> DIRECTIONS: Word for word, transcribe all the entries shown below.

> RECORDS SHOWN:
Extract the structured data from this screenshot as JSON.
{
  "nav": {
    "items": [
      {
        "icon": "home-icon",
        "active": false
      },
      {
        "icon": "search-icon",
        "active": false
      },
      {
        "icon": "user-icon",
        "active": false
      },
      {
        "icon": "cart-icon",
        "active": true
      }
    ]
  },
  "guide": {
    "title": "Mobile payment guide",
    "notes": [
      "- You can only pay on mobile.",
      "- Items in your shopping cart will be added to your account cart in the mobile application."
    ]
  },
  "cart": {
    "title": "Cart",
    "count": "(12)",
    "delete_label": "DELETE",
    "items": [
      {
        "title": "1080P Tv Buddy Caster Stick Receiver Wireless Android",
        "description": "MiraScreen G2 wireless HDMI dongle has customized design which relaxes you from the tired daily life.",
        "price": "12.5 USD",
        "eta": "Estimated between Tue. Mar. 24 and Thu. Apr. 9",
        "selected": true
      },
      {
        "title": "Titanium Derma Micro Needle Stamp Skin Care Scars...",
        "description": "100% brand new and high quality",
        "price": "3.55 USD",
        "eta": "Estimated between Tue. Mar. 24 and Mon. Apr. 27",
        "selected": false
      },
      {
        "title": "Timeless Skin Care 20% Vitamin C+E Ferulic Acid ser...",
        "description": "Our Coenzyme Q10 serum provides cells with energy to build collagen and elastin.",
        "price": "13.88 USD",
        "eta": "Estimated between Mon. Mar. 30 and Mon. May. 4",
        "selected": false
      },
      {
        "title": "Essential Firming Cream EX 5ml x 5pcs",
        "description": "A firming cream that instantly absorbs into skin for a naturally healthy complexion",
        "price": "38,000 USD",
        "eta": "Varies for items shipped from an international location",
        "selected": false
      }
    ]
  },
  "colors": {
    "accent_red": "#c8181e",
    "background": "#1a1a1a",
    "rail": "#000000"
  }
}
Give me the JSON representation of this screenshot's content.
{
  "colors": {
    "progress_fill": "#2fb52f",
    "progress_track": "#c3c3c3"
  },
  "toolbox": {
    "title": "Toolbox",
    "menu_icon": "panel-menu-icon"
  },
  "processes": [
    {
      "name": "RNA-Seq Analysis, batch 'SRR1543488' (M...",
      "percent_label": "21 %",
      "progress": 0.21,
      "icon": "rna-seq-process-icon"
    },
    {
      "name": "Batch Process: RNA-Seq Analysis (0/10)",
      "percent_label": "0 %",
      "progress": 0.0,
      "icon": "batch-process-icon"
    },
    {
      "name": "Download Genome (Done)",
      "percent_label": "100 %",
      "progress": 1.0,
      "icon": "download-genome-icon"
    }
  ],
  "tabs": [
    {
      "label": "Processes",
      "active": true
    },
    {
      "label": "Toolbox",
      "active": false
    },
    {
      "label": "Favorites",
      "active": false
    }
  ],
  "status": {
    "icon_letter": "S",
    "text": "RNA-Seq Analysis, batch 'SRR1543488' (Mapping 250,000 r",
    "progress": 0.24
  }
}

> SOLUTION TO THE PROBLEM:
Extract the structured data from this screenshot as JSON.
{
  "nav": {
    "items": [
      {
        "icon": "home-icon",
        "active": false
      },
      {
        "icon": "search-icon",
        "active": false
      },
      {
        "icon": "user-icon",
        "active": false
      },
      {
        "icon": "cart-icon",
        "active": true
      }
    ]
  },
  "guide": {
    "title": "Mobile payment guide",
    "notes": [
      "- You can only pay on mobile.",
      "- Items in your shopping cart will be added to your account cart in the mobile application."
    ]
  },
  "cart": {
    "title": "Cart",
    "count": "(12)",
    "delete_label": "DELETE",
    "items": [
      {
        "title": "1080P Tv Buddy Caster Stick Receiver Wireless Android",
        "description": "MiraScreen G2 wireless HDMI dongle has customized design which relaxes you from the tired daily life.",
        "price": "12.5 USD",
        "eta": "Estimated between Tue. Mar. 24 and Thu. Apr. 9",
        "selected": true
      },
      {
        "title": "Titanium Derma Micro Needle Stamp Skin Care Scars...",
        "description": "100% brand new and high quality",
        "price": "3.55 USD",
        "eta": "Estimated between Tue. Mar. 24 and Mon. Apr. 27",
        "selected": false
      },
      {
        "title": "Timeless Skin Care 20% Vitamin C+E Ferulic Acid ser...",
        "description": "Our Coenzyme Q10 serum provides cells with energy to build collagen and elastin.",
        "price": "13.88 USD",
        "eta": "Estimated between Mon. Mar. 30 and Mon. May. 4",
        "selected": false
      },
      {
        "title": "Essential Firming Cream EX 5ml x 5pcs",
        "description": "A firming cream that instantly absorbs into skin for a naturally healthy complexion",
        "price": "38,000 USD",
        "eta": "Varies for items shipped from an international location",
        "selected": false
      }
    ]
  },
  "colors": {
    "accent_red": "#c8181e",
    "background": "#1a1a1a",
    "rail": "#000000"
  }
}
Give me the JSON representation of this screenshot's content.
{
  "colors": {
    "progress_fill": "#2fb52f",
    "progress_track": "#c3c3c3"
  },
  "toolbox": {
    "title": "Toolbox",
    "menu_icon": "panel-menu-icon"
  },
  "processes": [
    {
      "name": "RNA-Seq Analysis, batch 'SRR1543488' (M...",
      "percent_label": "21 %",
      "progress": 0.21,
      "icon": "rna-seq-process-icon"
    },
    {
      "name": "Batch Process: RNA-Seq Analysis (0/10)",
      "percent_label": "0 %",
      "progress": 0.0,
      "icon": "batch-process-icon"
    },
    {
      "name": "Download Genome (Done)",
      "percent_label": "100 %",
      "progress": 1.0,
      "icon": "download-genome-icon"
    }
  ],
  "tabs": [
    {
      "label": "Processes",
      "active": true
    },
    {
      "label": "Toolbox",
      "active": false
    },
    {
      "label": "Favorites",
      "active": false
    }
  ],
  "status": {
    "icon_letter": "S",
    "text": "RNA-Seq Analysis, batch 'SRR1543488' (Mapping 250,000 r",
    "progress": 0.24
  }
}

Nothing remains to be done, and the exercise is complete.